**Task prompt:** Your job is to retype all of the data word for word, leaving every image out.
##### Task data #####
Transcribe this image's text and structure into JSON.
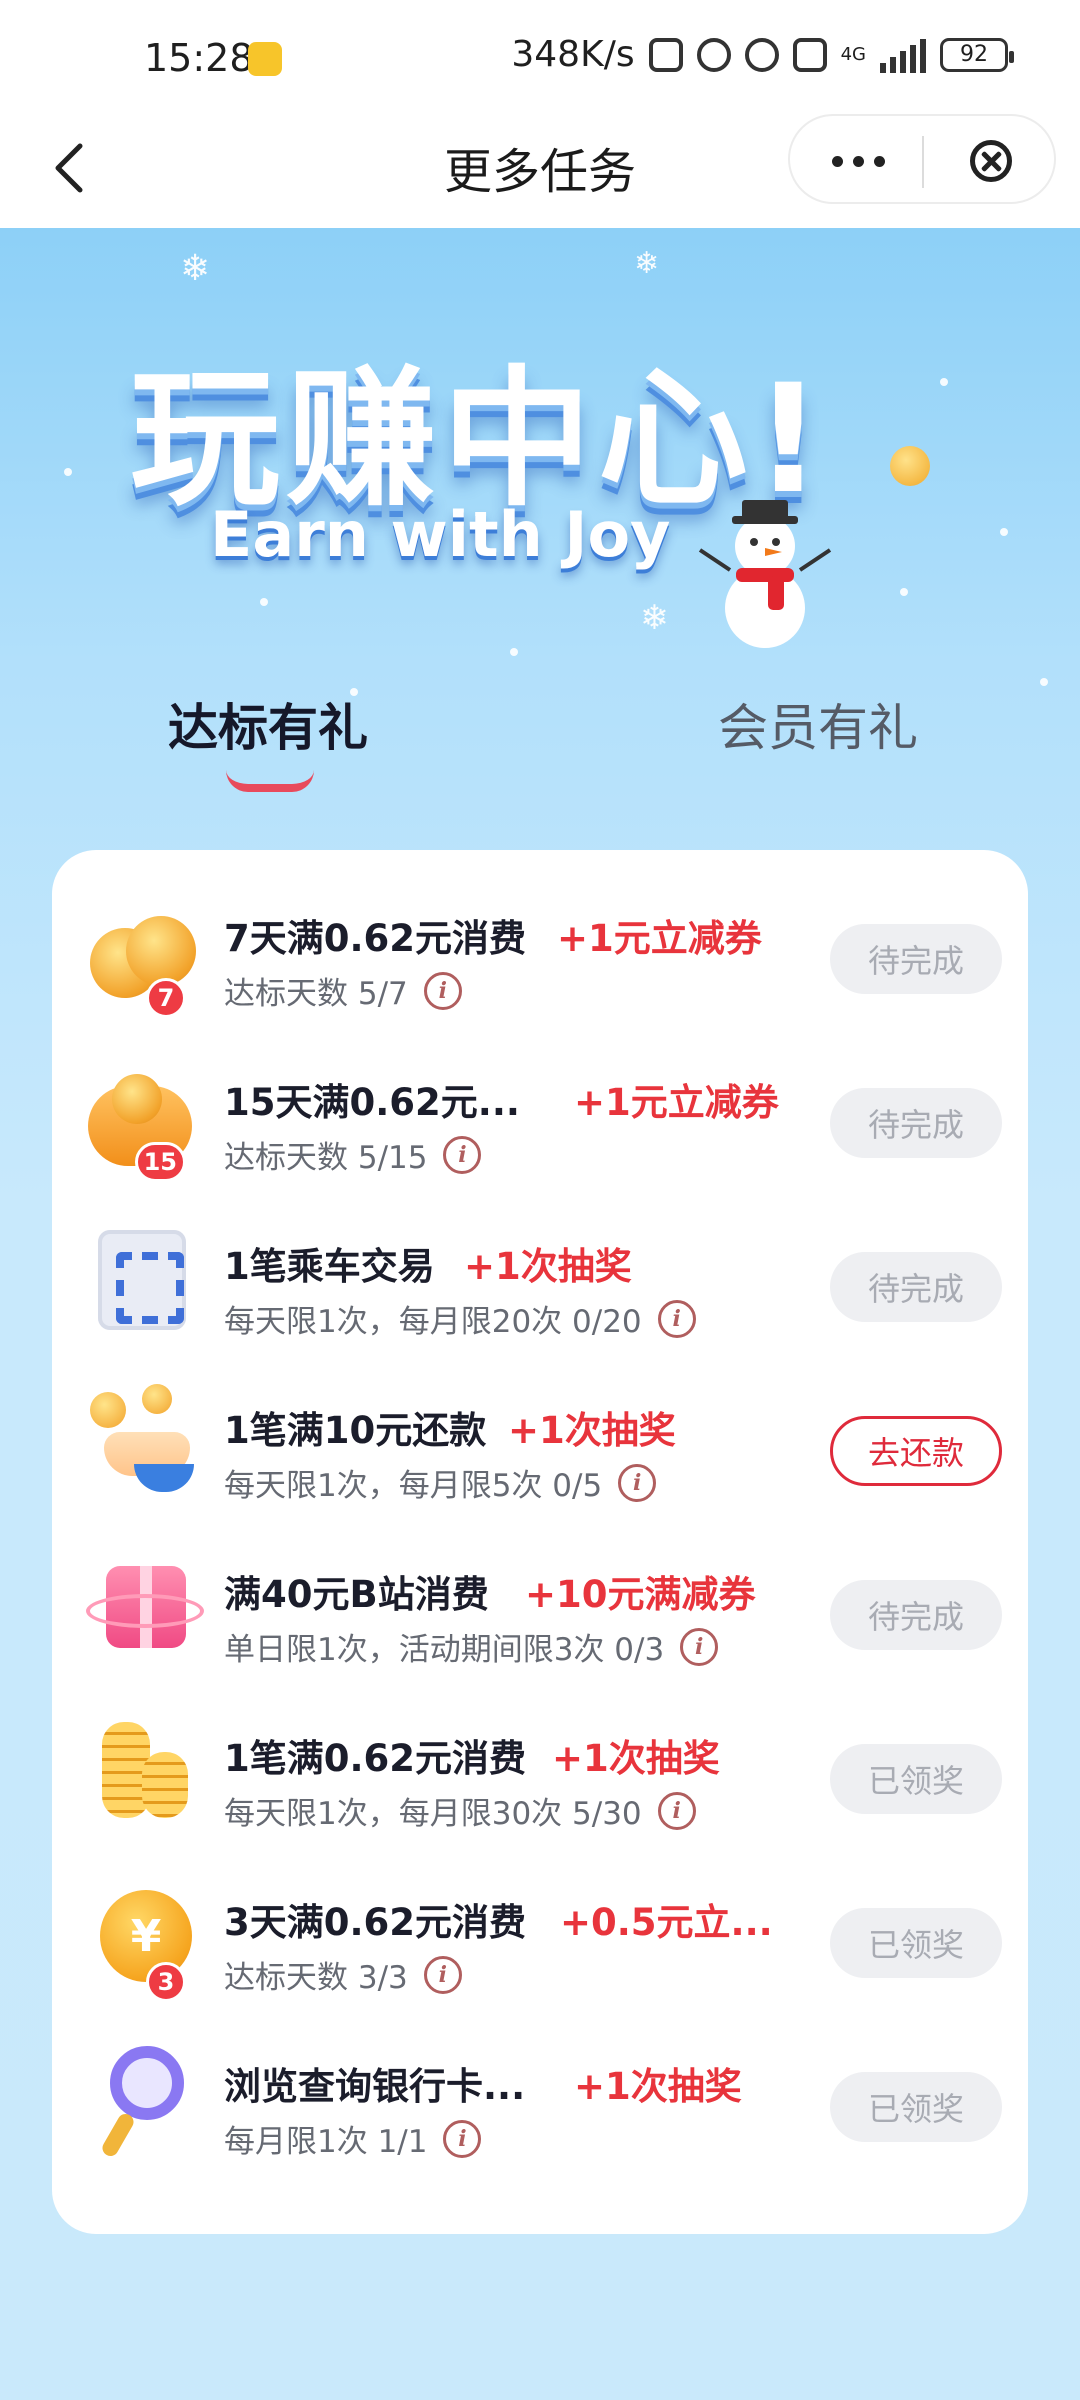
{
  "status_bar": {
    "time": "15:28",
    "network_speed": "348K/s",
    "signal_label": "4G",
    "battery": "92"
  },
  "nav": {
    "title": "更多任务"
  },
  "hero": {
    "title": "玩赚中心!",
    "subtitle": "Earn with Joy"
  },
  "tabs": [
    {
      "label": "达标有礼",
      "active": true
    },
    {
      "label": "会员有礼",
      "active": false
    }
  ],
  "tasks": [
    {
      "title": "7天满0.62元消费",
      "reward": "+1元立减券",
      "sub": "达标天数 5/7",
      "button": "待完成",
      "state": "pending",
      "icon": "coin-stack-icon",
      "badge": "7"
    },
    {
      "title": "15天满0.62元...",
      "reward": "+1元立减券",
      "sub": "达标天数 5/15",
      "button": "待完成",
      "state": "pending",
      "icon": "treasure-chest-icon",
      "badge": "15"
    },
    {
      "title": "1笔乘车交易",
      "reward": "+1次抽奖",
      "sub": "每天限1次，每月限20次 0/20",
      "button": "待完成",
      "state": "pending",
      "icon": "qr-code-icon"
    },
    {
      "title": "1笔满10元还款",
      "reward": "+1次抽奖",
      "sub": "每天限1次，每月限5次 0/5",
      "button": "去还款",
      "state": "action",
      "icon": "hand-coin-icon"
    },
    {
      "title": "满40元B站消费",
      "reward": "+10元满减券",
      "sub": "单日限1次，活动期间限3次 0/3",
      "button": "待完成",
      "state": "pending",
      "icon": "gift-box-icon"
    },
    {
      "title": "1笔满0.62元消费",
      "reward": "+1次抽奖",
      "sub": "每天限1次，每月限30次 5/30",
      "button": "已领奖",
      "state": "claimed",
      "icon": "coin-stacks-icon"
    },
    {
      "title": "3天满0.62元消费",
      "reward": "+0.5元立...",
      "sub": "达标天数 3/3",
      "button": "已领奖",
      "state": "claimed",
      "icon": "yuan-coin-icon",
      "badge": "3"
    },
    {
      "title": "浏览查询银行卡...",
      "reward": "+1次抽奖",
      "sub": "每月限1次 1/1",
      "button": "已领奖",
      "state": "claimed",
      "icon": "magnifier-icon"
    }
  ],
  "colors": {
    "accent_red": "#e8343c",
    "hero_blue": "#8dd0f7",
    "button_grey": "#eeeff2"
  }
}
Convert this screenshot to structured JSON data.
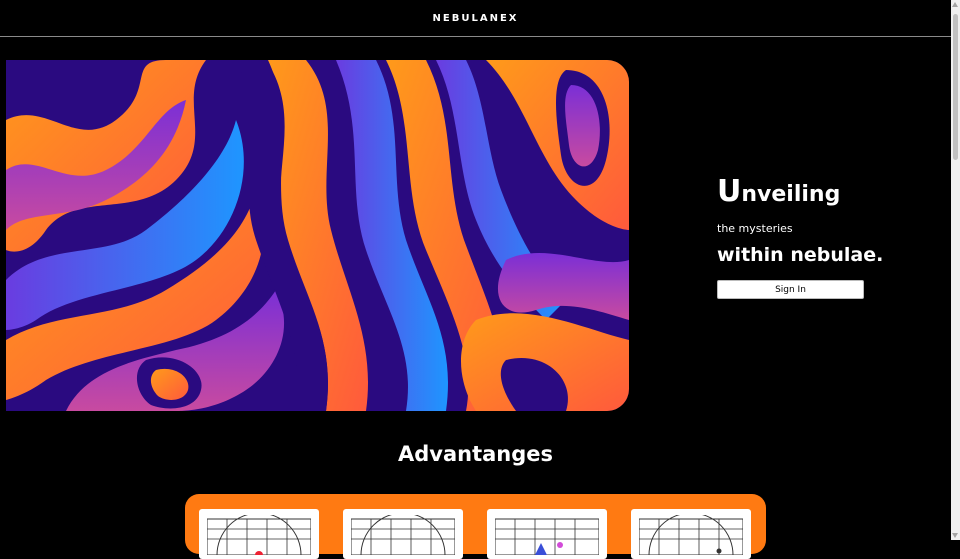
{
  "header": {
    "brand": "NEBULANEX"
  },
  "hero": {
    "line1_cap": "U",
    "line1_rest": "nveiling",
    "line2": "the mysteries",
    "line3": "within nebulae.",
    "signin_label": "Sign In"
  },
  "advantages": {
    "title": "Advantanges",
    "cards": [
      {
        "icon": "globe-grid-icon"
      },
      {
        "icon": "globe-grid-icon"
      },
      {
        "icon": "rocket-grid-icon"
      },
      {
        "icon": "globe-grid-icon"
      }
    ]
  },
  "colors": {
    "background": "#000000",
    "accent_orange": "#ff7a12",
    "purple": "#3a0f8f",
    "blue": "#1e90ff"
  }
}
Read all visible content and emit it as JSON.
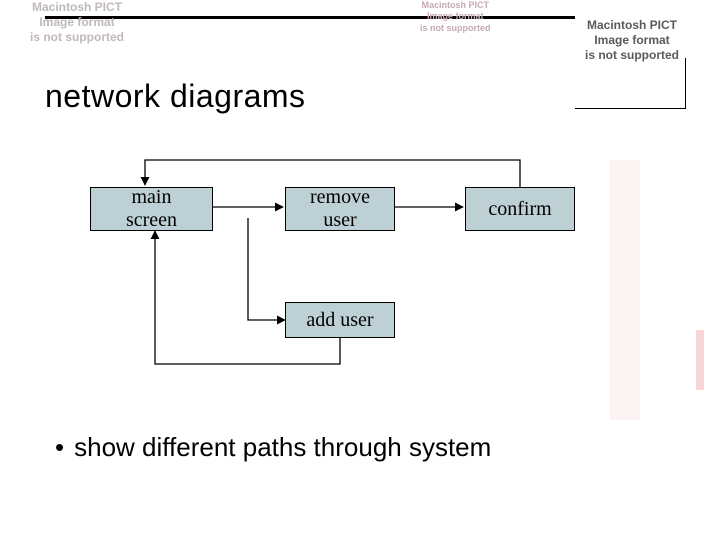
#####
**Full output:**
Transcribe this image's text and structure into JSON.
{
  "status_bar": {
    "time": "15:28",
    "network_speed": "348K/s",
    "signal_label": "4G",
    "battery": "92"
  },
  "nav": {
    "title": "更多任务"
  },
  "hero": {
    "title": "玩赚中心!",
    "subtitle": "Earn with Joy"
  },
  "tabs": [
    {
      "label": "达标有礼",
      "active": true
    },
    {
      "label": "会员有礼",
      "active": false
    }
  ],
  "tasks": [
    {
      "title": "7天满0.62元消费",
      "reward": "+1元立减券",
      "sub": "达标天数 5/7",
      "button": "待完成",
      "state": "pending",
      "icon": "coin-stack-icon",
      "badge": "7"
    },
    {
      "title": "15天满0.62元...",
      "reward": "+1元立减券",
      "sub": "达标天数 5/15",
      "button": "待完成",
      "state": "pending",
      "icon": "treasure-chest-icon",
      "badge": "15"
    },
    {
      "title": "1笔乘车交易",
      "reward": "+1次抽奖",
      "sub": "每天限1次，每月限20次 0/20",
      "button": "待完成",
      "state": "pending",
      "icon": "qr-code-icon"
    },
    {
      "title": "1笔满10元还款",
      "reward": "+1次抽奖",
      "sub": "每天限1次，每月限5次 0/5",
      "button": "去还款",
      "state": "action",
      "icon": "hand-coin-icon"
    },
    {
      "title": "满40元B站消费",
      "reward": "+10元满减券",
      "sub": "单日限1次，活动期间限3次 0/3",
      "button": "待完成",
      "state": "pending",
      "icon": "gift-box-icon"
    },
    {
      "title": "1笔满0.62元消费",
      "reward": "+1次抽奖",
      "sub": "每天限1次，每月限30次 5/30",
      "button": "已领奖",
      "state": "claimed",
      "icon": "coin-stacks-icon"
    },
    {
      "title": "3天满0.62元消费",
      "reward": "+0.5元立...",
      "sub": "达标天数 3/3",
      "button": "已领奖",
      "state": "claimed",
      "icon": "yuan-coin-icon",
      "badge": "3"
    },
    {
      "title": "浏览查询银行卡...",
      "reward": "+1次抽奖",
      "sub": "每月限1次 1/1",
      "button": "已领奖",
      "state": "claimed",
      "icon": "magnifier-icon"
    }
  ],
  "colors": {
    "accent_red": "#e8343c",
    "hero_blue": "#8dd0f7",
    "button_grey": "#eeeff2"
  }
}
Convert this screenshot to structured JSON data.
{
  "header": {
    "brand": "NEBULANEX"
  },
  "hero": {
    "line1_cap": "U",
    "line1_rest": "nveiling",
    "line2": "the mysteries",
    "line3": "within nebulae.",
    "signin_label": "Sign In"
  },
  "advantages": {
    "title": "Advantanges",
    "cards": [
      {
        "icon": "globe-grid-icon"
      },
      {
        "icon": "globe-grid-icon"
      },
      {
        "icon": "rocket-grid-icon"
      },
      {
        "icon": "globe-grid-icon"
      }
    ]
  },
  "colors": {
    "background": "#000000",
    "accent_orange": "#ff7a12",
    "purple": "#3a0f8f",
    "blue": "#1e90ff"
  }
}
Read all visible content and emit it as JSON.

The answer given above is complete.